**Exercise requirements**: All entries below need to be written out exactly, but without their pictures.

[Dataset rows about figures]
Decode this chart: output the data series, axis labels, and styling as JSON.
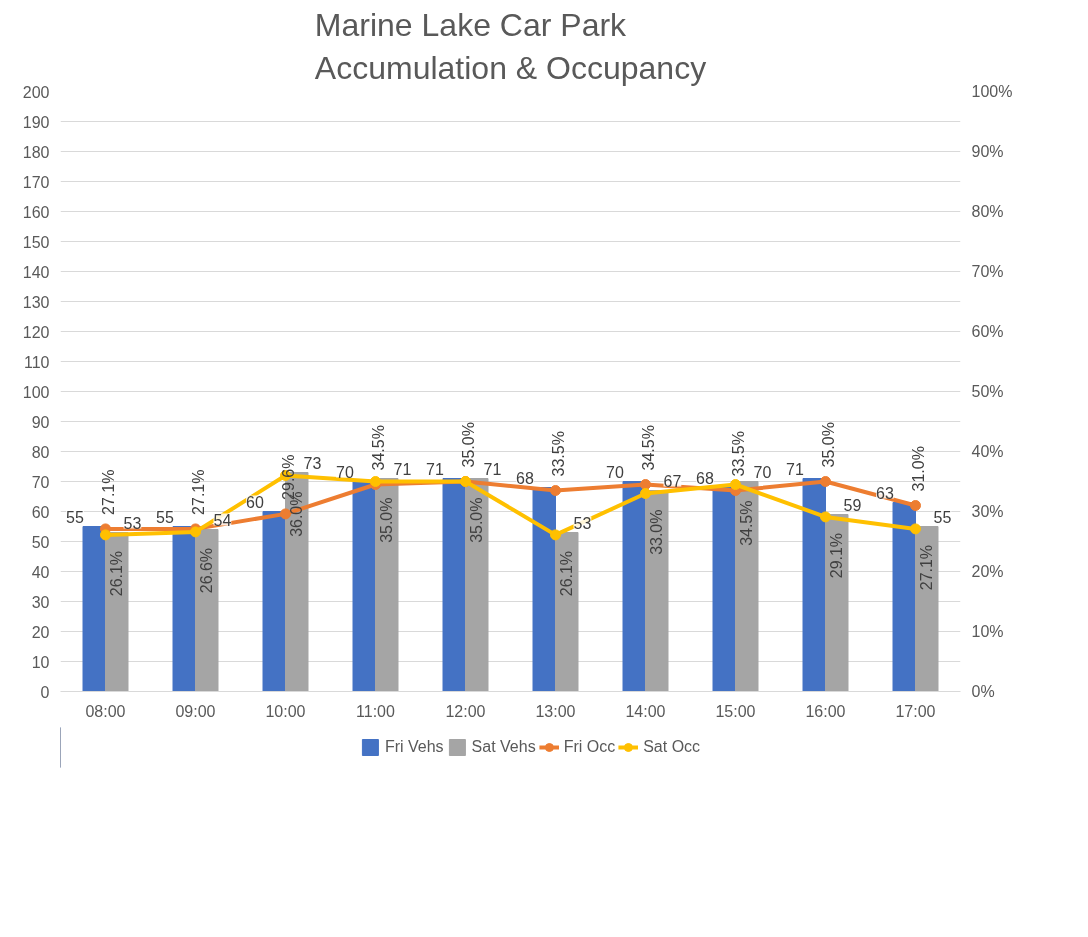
{
  "chart_data": {
    "type": "bar",
    "title": "Marine Lake Car Park\nAccumulation & Occupancy",
    "categories": [
      "08:00",
      "09:00",
      "10:00",
      "11:00",
      "12:00",
      "13:00",
      "14:00",
      "15:00",
      "16:00",
      "17:00"
    ],
    "series": [
      {
        "name": "Fri Vehs",
        "color": "#4472c4",
        "values": [
          55,
          55,
          60,
          70,
          71,
          68,
          70,
          68,
          71,
          63
        ],
        "value_labels": [
          "55",
          "55",
          "60",
          "70",
          "71",
          "68",
          "70",
          "68",
          "71",
          "63"
        ]
      },
      {
        "name": "Sat Vehs",
        "color": "#a5a5a5",
        "values": [
          53,
          54,
          73,
          71,
          71,
          53,
          67,
          70,
          59,
          55
        ],
        "value_labels": [
          "53",
          "54",
          "73",
          "71",
          "71",
          "53",
          "67",
          "70",
          "59",
          "55"
        ]
      },
      {
        "name": "Fri Occ",
        "type": "line",
        "axis": "y2",
        "color": "#ed7d31",
        "values": [
          27.1,
          27.1,
          29.6,
          34.5,
          35.0,
          33.5,
          34.5,
          33.5,
          35.0,
          31.0
        ],
        "value_labels": [
          "27.1%",
          "27.1%",
          "29.6%",
          "34.5%",
          "35.0%",
          "33.5%",
          "34.5%",
          "33.5%",
          "35.0%",
          "31.0%"
        ]
      },
      {
        "name": "Sat Occ",
        "type": "line",
        "axis": "y2",
        "color": "#ffc000",
        "values": [
          26.1,
          26.6,
          36.0,
          35.0,
          35.0,
          26.1,
          33.0,
          34.5,
          29.1,
          27.1
        ],
        "value_labels": [
          "26.1%",
          "26.6%",
          "36.0%",
          "35.0%",
          "35.0%",
          "26.1%",
          "33.0%",
          "34.5%",
          "29.1%",
          "27.1%"
        ]
      }
    ],
    "ylim": [
      0,
      200
    ],
    "yticks": [
      0,
      10,
      20,
      30,
      40,
      50,
      60,
      70,
      80,
      90,
      100,
      110,
      120,
      130,
      140,
      150,
      160,
      170,
      180,
      190,
      200
    ],
    "y2lim": [
      0,
      100
    ],
    "y2ticks": [
      {
        "value": 0,
        "label": "0%"
      },
      {
        "value": 10,
        "label": "10%"
      },
      {
        "value": 20,
        "label": "20%"
      },
      {
        "value": 30,
        "label": "30%"
      },
      {
        "value": 40,
        "label": "40%"
      },
      {
        "value": 50,
        "label": "50%"
      },
      {
        "value": 60,
        "label": "60%"
      },
      {
        "value": 70,
        "label": "70%"
      },
      {
        "value": 80,
        "label": "80%"
      },
      {
        "value": 90,
        "label": "90%"
      },
      {
        "value": 100,
        "label": "100%"
      }
    ],
    "grid": "y",
    "legend": "bottom",
    "marker": "circle"
  }
}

**Exercise response**:
Decode this chart: output the data series, axis labels, and styling as JSON.
{
  "chart_data": {
    "type": "bar",
    "title": "Marine Lake Car Park\nAccumulation & Occupancy",
    "categories": [
      "08:00",
      "09:00",
      "10:00",
      "11:00",
      "12:00",
      "13:00",
      "14:00",
      "15:00",
      "16:00",
      "17:00"
    ],
    "series": [
      {
        "name": "Fri Vehs",
        "color": "#4472c4",
        "values": [
          55,
          55,
          60,
          70,
          71,
          68,
          70,
          68,
          71,
          63
        ],
        "value_labels": [
          "55",
          "55",
          "60",
          "70",
          "71",
          "68",
          "70",
          "68",
          "71",
          "63"
        ]
      },
      {
        "name": "Sat Vehs",
        "color": "#a5a5a5",
        "values": [
          53,
          54,
          73,
          71,
          71,
          53,
          67,
          70,
          59,
          55
        ],
        "value_labels": [
          "53",
          "54",
          "73",
          "71",
          "71",
          "53",
          "67",
          "70",
          "59",
          "55"
        ]
      },
      {
        "name": "Fri Occ",
        "type": "line",
        "axis": "y2",
        "color": "#ed7d31",
        "values": [
          27.1,
          27.1,
          29.6,
          34.5,
          35.0,
          33.5,
          34.5,
          33.5,
          35.0,
          31.0
        ],
        "value_labels": [
          "27.1%",
          "27.1%",
          "29.6%",
          "34.5%",
          "35.0%",
          "33.5%",
          "34.5%",
          "33.5%",
          "35.0%",
          "31.0%"
        ]
      },
      {
        "name": "Sat Occ",
        "type": "line",
        "axis": "y2",
        "color": "#ffc000",
        "values": [
          26.1,
          26.6,
          36.0,
          35.0,
          35.0,
          26.1,
          33.0,
          34.5,
          29.1,
          27.1
        ],
        "value_labels": [
          "26.1%",
          "26.6%",
          "36.0%",
          "35.0%",
          "35.0%",
          "26.1%",
          "33.0%",
          "34.5%",
          "29.1%",
          "27.1%"
        ]
      }
    ],
    "ylim": [
      0,
      200
    ],
    "yticks": [
      0,
      10,
      20,
      30,
      40,
      50,
      60,
      70,
      80,
      90,
      100,
      110,
      120,
      130,
      140,
      150,
      160,
      170,
      180,
      190,
      200
    ],
    "y2lim": [
      0,
      100
    ],
    "y2ticks": [
      {
        "value": 0,
        "label": "0%"
      },
      {
        "value": 10,
        "label": "10%"
      },
      {
        "value": 20,
        "label": "20%"
      },
      {
        "value": 30,
        "label": "30%"
      },
      {
        "value": 40,
        "label": "40%"
      },
      {
        "value": 50,
        "label": "50%"
      },
      {
        "value": 60,
        "label": "60%"
      },
      {
        "value": 70,
        "label": "70%"
      },
      {
        "value": 80,
        "label": "80%"
      },
      {
        "value": 90,
        "label": "90%"
      },
      {
        "value": 100,
        "label": "100%"
      }
    ],
    "grid": "y",
    "legend": "bottom",
    "marker": "circle"
  }
}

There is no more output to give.